All of the records listed below should be retyped exactly.
— begin Data for this exercise —
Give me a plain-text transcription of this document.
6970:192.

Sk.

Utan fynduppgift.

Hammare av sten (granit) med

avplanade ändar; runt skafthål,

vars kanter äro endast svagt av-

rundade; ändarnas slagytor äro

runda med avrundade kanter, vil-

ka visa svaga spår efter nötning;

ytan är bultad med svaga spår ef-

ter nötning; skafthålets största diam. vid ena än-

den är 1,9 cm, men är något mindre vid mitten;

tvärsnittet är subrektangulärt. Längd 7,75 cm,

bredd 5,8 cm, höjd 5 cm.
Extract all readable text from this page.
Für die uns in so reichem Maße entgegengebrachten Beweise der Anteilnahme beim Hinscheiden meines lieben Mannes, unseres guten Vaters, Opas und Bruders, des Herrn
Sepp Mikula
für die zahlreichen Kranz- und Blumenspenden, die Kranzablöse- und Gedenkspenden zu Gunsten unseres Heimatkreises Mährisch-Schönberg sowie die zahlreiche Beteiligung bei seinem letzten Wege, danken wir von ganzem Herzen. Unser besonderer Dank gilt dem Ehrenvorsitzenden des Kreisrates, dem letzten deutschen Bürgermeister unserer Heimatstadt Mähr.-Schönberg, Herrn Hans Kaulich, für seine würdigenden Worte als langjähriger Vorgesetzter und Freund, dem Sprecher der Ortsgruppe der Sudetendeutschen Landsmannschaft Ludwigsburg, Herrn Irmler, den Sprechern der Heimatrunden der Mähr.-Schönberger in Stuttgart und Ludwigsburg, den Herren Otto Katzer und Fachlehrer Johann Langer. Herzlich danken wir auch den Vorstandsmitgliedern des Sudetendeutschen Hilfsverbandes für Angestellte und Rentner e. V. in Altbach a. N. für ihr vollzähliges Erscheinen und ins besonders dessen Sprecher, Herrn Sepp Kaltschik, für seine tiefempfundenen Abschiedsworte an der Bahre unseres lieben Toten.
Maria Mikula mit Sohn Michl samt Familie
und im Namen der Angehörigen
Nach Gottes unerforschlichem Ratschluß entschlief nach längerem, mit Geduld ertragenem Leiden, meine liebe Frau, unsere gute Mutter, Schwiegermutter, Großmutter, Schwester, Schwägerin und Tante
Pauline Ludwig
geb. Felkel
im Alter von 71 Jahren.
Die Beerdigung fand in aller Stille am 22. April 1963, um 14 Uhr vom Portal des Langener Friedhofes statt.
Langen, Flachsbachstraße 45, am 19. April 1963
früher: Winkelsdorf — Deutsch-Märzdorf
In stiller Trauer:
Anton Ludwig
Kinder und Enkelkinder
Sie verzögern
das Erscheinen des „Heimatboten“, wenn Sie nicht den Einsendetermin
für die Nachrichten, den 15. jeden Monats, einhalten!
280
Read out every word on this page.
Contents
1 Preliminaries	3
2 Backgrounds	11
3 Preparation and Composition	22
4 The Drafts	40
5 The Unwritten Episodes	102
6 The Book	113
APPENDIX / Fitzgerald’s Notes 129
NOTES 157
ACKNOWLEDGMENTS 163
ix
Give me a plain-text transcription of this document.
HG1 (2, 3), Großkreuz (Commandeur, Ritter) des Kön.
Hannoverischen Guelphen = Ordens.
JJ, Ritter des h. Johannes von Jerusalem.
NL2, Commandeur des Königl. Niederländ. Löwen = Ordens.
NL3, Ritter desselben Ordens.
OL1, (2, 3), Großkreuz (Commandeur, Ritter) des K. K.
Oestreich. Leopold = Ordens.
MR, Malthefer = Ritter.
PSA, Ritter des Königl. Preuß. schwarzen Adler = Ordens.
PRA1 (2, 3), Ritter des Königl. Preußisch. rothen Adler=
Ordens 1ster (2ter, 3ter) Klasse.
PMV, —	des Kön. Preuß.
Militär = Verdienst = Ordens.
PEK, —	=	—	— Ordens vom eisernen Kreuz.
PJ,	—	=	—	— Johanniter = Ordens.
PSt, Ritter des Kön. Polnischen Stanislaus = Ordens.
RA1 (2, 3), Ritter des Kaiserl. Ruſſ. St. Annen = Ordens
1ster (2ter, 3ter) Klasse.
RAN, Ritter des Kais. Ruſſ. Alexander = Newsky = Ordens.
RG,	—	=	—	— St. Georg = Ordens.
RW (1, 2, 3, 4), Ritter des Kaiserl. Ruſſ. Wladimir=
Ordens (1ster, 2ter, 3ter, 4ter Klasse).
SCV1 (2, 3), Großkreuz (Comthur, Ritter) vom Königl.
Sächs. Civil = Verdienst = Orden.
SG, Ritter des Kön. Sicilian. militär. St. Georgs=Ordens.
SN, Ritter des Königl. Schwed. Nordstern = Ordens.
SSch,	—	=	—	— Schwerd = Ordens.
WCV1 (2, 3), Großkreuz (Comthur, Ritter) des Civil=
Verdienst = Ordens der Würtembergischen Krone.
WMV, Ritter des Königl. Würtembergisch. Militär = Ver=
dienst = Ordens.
— end Data for this exercise —
## Exercise result
Give me a plain-text transcription of this document.
6970:192.

Sk.

Utan fynduppgift.

Hammare av sten (granit) med

avplanade ändar; runt skafthål,

vars kanter äro endast svagt av-

rundade; ändarnas slagytor äro

runda med avrundade kanter, vil-

ka visa svaga spår efter nötning;

ytan är bultad med svaga spår ef-

ter nötning; skafthålets största diam. vid ena än-

den är 1,9 cm, men är något mindre vid mitten;

tvärsnittet är subrektangulärt. Längd 7,75 cm,

bredd 5,8 cm, höjd 5 cm.
Extract all readable text from this page.
Für die uns in so reichem Maße entgegengebrachten Beweise der Anteilnahme beim Hinscheiden meines lieben Mannes, unseres guten Vaters, Opas und Bruders, des Herrn
Sepp Mikula
für die zahlreichen Kranz- und Blumenspenden, die Kranzablöse- und Gedenkspenden zu Gunsten unseres Heimatkreises Mährisch-Schönberg sowie die zahlreiche Beteiligung bei seinem letzten Wege, danken wir von ganzem Herzen. Unser besonderer Dank gilt dem Ehrenvorsitzenden des Kreisrates, dem letzten deutschen Bürgermeister unserer Heimatstadt Mähr.-Schönberg, Herrn Hans Kaulich, für seine würdigenden Worte als langjähriger Vorgesetzter und Freund, dem Sprecher der Ortsgruppe der Sudetendeutschen Landsmannschaft Ludwigsburg, Herrn Irmler, den Sprechern der Heimatrunden der Mähr.-Schönberger in Stuttgart und Ludwigsburg, den Herren Otto Katzer und Fachlehrer Johann Langer. Herzlich danken wir auch den Vorstandsmitgliedern des Sudetendeutschen Hilfsverbandes für Angestellte und Rentner e. V. in Altbach a. N. für ihr vollzähliges Erscheinen und ins besonders dessen Sprecher, Herrn Sepp Kaltschik, für seine tiefempfundenen Abschiedsworte an der Bahre unseres lieben Toten.
Maria Mikula mit Sohn Michl samt Familie
und im Namen der Angehörigen
Nach Gottes unerforschlichem Ratschluß entschlief nach längerem, mit Geduld ertragenem Leiden, meine liebe Frau, unsere gute Mutter, Schwiegermutter, Großmutter, Schwester, Schwägerin und Tante
Pauline Ludwig
geb. Felkel
im Alter von 71 Jahren.
Die Beerdigung fand in aller Stille am 22. April 1963, um 14 Uhr vom Portal des Langener Friedhofes statt.
Langen, Flachsbachstraße 45, am 19. April 1963
früher: Winkelsdorf — Deutsch-Märzdorf
In stiller Trauer:
Anton Ludwig
Kinder und Enkelkinder
Sie verzögern
das Erscheinen des „Heimatboten“, wenn Sie nicht den Einsendetermin
für die Nachrichten, den 15. jeden Monats, einhalten!
280
Read out every word on this page.
Contents
1 Preliminaries	3
2 Backgrounds	11
3 Preparation and Composition	22
4 The Drafts	40
5 The Unwritten Episodes	102
6 The Book	113
APPENDIX / Fitzgerald’s Notes 129
NOTES 157
ACKNOWLEDGMENTS 163
ix
Give me a plain-text transcription of this document.
HG1 (2, 3), Großkreuz (Commandeur, Ritter) des Kön.
Hannoverischen Guelphen = Ordens.
JJ, Ritter des h. Johannes von Jerusalem.
NL2, Commandeur des Königl. Niederländ. Löwen = Ordens.
NL3, Ritter desselben Ordens.
OL1, (2, 3), Großkreuz (Commandeur, Ritter) des K. K.
Oestreich. Leopold = Ordens.
MR, Malthefer = Ritter.
PSA, Ritter des Königl. Preuß. schwarzen Adler = Ordens.
PRA1 (2, 3), Ritter des Königl. Preußisch. rothen Adler=
Ordens 1ster (2ter, 3ter) Klasse.
PMV, —	des Kön. Preuß.
Militär = Verdienst = Ordens.
PEK, —	=	—	— Ordens vom eisernen Kreuz.
PJ,	—	=	—	— Johanniter = Ordens.
PSt, Ritter des Kön. Polnischen Stanislaus = Ordens.
RA1 (2, 3), Ritter des Kaiserl. Ruſſ. St. Annen = Ordens
1ster (2ter, 3ter) Klasse.
RAN, Ritter des Kais. Ruſſ. Alexander = Newsky = Ordens.
RG,	—	=	—	— St. Georg = Ordens.
RW (1, 2, 3, 4), Ritter des Kaiserl. Ruſſ. Wladimir=
Ordens (1ster, 2ter, 3ter, 4ter Klasse).
SCV1 (2, 3), Großkreuz (Comthur, Ritter) vom Königl.
Sächs. Civil = Verdienst = Orden.
SG, Ritter des Kön. Sicilian. militär. St. Georgs=Ordens.
SN, Ritter des Königl. Schwed. Nordstern = Ordens.
SSch,	—	=	—	— Schwerd = Ordens.
WCV1 (2, 3), Großkreuz (Comthur, Ritter) des Civil=
Verdienst = Ordens der Würtembergischen Krone.
WMV, Ritter des Königl. Würtembergisch. Militär = Ver=
dienst = Ordens.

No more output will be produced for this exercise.